### WRITTEN TASK
Render the records, from the first line up to and including the line with "x-tick-label: 0 bbox=[319, 464, 327, 480]", as a Markdown table with the columns Row and Text, giving each line's number and the line itself and leaving out any blank lines.
__________________________________________________
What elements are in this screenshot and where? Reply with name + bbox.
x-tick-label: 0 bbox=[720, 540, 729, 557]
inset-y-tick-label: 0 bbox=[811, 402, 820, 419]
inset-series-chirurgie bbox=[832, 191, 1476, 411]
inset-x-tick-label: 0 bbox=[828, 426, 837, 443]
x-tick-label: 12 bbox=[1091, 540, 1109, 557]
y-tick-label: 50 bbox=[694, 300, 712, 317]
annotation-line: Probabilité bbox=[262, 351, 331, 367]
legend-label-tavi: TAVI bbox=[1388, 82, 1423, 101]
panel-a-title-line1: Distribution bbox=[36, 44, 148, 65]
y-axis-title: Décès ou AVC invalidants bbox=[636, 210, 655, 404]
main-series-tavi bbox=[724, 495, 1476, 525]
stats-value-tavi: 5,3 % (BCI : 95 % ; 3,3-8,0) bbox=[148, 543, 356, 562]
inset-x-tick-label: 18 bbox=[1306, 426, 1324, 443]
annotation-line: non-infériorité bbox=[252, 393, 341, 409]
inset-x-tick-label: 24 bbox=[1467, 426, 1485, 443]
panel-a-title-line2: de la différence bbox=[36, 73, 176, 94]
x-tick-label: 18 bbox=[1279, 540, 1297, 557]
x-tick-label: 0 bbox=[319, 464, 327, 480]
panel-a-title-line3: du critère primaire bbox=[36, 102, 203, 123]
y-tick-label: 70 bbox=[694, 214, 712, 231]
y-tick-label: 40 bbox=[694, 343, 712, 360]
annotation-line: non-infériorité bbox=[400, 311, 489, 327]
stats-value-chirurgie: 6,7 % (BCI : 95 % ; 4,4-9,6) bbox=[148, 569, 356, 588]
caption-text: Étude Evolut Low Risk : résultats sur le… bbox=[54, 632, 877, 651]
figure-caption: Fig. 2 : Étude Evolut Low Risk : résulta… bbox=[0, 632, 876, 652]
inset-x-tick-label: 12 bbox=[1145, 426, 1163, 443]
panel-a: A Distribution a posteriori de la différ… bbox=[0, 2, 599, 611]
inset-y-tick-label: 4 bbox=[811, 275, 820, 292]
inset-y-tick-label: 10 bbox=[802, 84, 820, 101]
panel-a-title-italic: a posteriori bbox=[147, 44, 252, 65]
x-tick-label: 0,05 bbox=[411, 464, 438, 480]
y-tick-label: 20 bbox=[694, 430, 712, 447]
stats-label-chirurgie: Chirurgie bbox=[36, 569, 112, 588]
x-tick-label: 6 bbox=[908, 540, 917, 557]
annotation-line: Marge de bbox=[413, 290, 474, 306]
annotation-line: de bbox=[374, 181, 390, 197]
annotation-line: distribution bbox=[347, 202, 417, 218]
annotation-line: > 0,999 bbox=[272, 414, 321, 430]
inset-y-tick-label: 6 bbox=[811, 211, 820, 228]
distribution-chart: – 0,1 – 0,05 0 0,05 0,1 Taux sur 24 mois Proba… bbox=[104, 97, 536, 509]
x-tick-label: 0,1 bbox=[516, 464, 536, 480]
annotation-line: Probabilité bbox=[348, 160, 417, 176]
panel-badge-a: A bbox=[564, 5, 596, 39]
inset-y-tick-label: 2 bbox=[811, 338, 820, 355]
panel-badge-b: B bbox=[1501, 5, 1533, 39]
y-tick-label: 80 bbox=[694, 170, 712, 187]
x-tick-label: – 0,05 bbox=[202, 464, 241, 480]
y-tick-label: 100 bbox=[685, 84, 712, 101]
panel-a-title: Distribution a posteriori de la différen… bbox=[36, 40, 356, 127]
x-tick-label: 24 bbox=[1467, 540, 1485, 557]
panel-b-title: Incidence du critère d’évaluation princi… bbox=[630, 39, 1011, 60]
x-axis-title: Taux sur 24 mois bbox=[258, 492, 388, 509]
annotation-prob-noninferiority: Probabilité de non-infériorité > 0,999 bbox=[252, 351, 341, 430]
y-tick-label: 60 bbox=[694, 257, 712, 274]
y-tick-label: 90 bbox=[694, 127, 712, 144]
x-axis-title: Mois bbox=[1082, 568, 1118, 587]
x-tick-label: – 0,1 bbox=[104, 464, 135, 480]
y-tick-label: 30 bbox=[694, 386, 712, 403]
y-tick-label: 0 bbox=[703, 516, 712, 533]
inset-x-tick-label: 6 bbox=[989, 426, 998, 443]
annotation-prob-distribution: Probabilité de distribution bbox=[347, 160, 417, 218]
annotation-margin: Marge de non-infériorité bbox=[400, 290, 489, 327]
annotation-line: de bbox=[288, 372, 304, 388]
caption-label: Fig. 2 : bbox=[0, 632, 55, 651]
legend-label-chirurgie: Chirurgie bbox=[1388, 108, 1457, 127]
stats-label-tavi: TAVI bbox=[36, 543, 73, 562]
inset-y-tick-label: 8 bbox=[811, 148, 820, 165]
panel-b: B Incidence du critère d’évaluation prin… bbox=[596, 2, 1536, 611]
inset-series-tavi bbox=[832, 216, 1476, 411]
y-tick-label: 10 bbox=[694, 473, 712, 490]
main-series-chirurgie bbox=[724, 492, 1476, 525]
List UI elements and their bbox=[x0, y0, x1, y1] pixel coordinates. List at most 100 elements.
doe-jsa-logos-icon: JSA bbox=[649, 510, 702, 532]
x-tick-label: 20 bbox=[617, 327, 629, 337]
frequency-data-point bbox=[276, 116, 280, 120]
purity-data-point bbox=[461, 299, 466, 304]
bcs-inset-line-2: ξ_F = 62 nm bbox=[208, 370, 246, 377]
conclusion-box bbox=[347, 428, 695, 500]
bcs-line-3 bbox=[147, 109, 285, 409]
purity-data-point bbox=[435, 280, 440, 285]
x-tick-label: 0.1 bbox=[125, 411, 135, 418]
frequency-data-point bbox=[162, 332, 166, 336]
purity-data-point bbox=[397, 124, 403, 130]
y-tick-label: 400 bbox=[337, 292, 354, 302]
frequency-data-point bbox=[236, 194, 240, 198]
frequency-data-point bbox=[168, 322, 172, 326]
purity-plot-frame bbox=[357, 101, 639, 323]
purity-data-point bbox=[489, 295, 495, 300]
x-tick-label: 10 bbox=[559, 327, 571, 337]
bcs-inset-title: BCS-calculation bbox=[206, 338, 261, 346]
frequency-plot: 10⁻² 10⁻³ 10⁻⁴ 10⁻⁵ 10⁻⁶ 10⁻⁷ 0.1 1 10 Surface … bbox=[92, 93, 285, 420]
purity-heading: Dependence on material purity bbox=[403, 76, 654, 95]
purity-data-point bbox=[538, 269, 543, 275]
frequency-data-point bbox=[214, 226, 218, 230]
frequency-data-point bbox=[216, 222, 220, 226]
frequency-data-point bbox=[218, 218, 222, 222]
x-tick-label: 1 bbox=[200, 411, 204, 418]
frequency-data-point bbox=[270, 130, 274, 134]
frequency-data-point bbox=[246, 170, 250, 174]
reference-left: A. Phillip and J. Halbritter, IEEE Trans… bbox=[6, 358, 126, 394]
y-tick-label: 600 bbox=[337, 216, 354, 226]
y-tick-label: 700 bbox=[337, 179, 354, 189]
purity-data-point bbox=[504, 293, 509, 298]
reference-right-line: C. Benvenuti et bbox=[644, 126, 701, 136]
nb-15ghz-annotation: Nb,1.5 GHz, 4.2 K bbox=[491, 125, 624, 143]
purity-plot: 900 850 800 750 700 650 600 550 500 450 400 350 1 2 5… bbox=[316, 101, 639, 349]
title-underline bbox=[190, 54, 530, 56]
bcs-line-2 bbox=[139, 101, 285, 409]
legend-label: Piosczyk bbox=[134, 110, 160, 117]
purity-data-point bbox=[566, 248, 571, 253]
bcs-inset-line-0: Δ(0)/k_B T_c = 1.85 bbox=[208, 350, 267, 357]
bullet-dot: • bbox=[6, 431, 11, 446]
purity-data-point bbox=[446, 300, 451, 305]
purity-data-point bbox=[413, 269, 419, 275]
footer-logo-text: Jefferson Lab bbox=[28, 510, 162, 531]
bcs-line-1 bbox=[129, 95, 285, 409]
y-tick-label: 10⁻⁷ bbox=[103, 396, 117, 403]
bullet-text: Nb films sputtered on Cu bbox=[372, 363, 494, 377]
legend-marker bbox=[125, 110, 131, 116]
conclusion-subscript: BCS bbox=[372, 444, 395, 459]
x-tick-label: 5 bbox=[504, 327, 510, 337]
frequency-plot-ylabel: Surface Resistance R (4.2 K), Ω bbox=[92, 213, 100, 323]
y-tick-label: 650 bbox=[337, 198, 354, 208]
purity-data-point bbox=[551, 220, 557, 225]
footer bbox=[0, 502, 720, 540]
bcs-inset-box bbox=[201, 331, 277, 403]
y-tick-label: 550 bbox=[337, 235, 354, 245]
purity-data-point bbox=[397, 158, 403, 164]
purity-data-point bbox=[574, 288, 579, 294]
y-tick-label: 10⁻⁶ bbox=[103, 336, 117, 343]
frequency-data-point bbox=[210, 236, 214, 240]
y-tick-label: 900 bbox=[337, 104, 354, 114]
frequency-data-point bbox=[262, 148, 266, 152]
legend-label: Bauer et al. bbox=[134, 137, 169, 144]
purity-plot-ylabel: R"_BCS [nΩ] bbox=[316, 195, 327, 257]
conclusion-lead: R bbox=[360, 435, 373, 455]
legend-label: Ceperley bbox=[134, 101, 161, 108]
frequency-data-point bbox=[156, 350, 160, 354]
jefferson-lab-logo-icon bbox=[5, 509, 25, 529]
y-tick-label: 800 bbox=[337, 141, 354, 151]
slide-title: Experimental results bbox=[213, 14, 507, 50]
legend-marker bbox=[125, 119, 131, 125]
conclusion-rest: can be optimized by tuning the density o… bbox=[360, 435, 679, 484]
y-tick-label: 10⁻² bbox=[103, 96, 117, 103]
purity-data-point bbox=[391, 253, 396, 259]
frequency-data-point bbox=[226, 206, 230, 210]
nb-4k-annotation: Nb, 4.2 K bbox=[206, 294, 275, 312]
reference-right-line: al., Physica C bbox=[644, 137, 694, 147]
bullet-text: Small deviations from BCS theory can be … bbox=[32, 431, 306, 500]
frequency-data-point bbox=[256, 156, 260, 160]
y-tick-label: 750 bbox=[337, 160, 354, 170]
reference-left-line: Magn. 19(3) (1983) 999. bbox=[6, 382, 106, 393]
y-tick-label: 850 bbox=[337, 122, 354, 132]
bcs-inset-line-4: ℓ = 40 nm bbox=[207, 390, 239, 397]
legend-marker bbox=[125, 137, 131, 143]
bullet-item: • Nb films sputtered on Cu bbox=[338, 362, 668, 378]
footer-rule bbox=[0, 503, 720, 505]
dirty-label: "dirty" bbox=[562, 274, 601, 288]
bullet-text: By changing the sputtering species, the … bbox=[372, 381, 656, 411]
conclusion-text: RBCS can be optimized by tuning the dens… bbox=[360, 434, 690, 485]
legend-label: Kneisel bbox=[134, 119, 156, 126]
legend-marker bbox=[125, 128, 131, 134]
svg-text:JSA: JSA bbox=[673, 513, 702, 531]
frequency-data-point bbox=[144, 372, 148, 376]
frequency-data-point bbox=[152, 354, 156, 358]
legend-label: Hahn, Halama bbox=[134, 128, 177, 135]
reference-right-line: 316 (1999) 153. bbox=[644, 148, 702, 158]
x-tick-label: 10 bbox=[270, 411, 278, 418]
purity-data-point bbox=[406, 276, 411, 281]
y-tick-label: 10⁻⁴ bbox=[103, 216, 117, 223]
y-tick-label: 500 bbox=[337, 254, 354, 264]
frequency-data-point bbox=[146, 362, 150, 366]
__________________________________________________
### OUTPUT BELOW
| Row | Text |
|---|---|
| 1 | What elements are in this screenshot and where? Reply with name + bbox. |
| 2 | x-tick-label: 0 bbox=[720, 540, 729, 557] |
| 3 | inset-y-tick-label: 0 bbox=[811, 402, 820, 419] |
| 4 | inset-series-chirurgie bbox=[832, 191, 1476, 411] |
| 5 | inset-x-tick-label: 0 bbox=[828, 426, 837, 443] |
| 6 | x-tick-label: 12 bbox=[1091, 540, 1109, 557] |
| 7 | y-tick-label: 50 bbox=[694, 300, 712, 317] |
| 8 | annotation-line: Probabilité bbox=[262, 351, 331, 367] |
| 9 | legend-label-tavi: TAVI bbox=[1388, 82, 1423, 101] |
| 10 | panel-a-title-line1: Distribution bbox=[36, 44, 148, 65] |
| 11 | y-axis-title: Décès ou AVC invalidants bbox=[636, 210, 655, 404] |
| 12 | main-series-tavi bbox=[724, 495, 1476, 525] |
| 13 | stats-value-tavi: 5,3 % (BCI : 95 % ; 3,3-8,0) bbox=[148, 543, 356, 562] |
| 14 | inset-x-tick-label: 18 bbox=[1306, 426, 1324, 443] |
| 15 | annotation-line: non-infériorité bbox=[252, 393, 341, 409] |
| 16 | inset-x-tick-label: 24 bbox=[1467, 426, 1485, 443] |
| 17 | panel-a-title-line2: de la différence bbox=[36, 73, 176, 94] |
| 18 | x-tick-label: 18 bbox=[1279, 540, 1297, 557] |
| 19 | x-tick-label: 0 bbox=[319, 464, 327, 480] |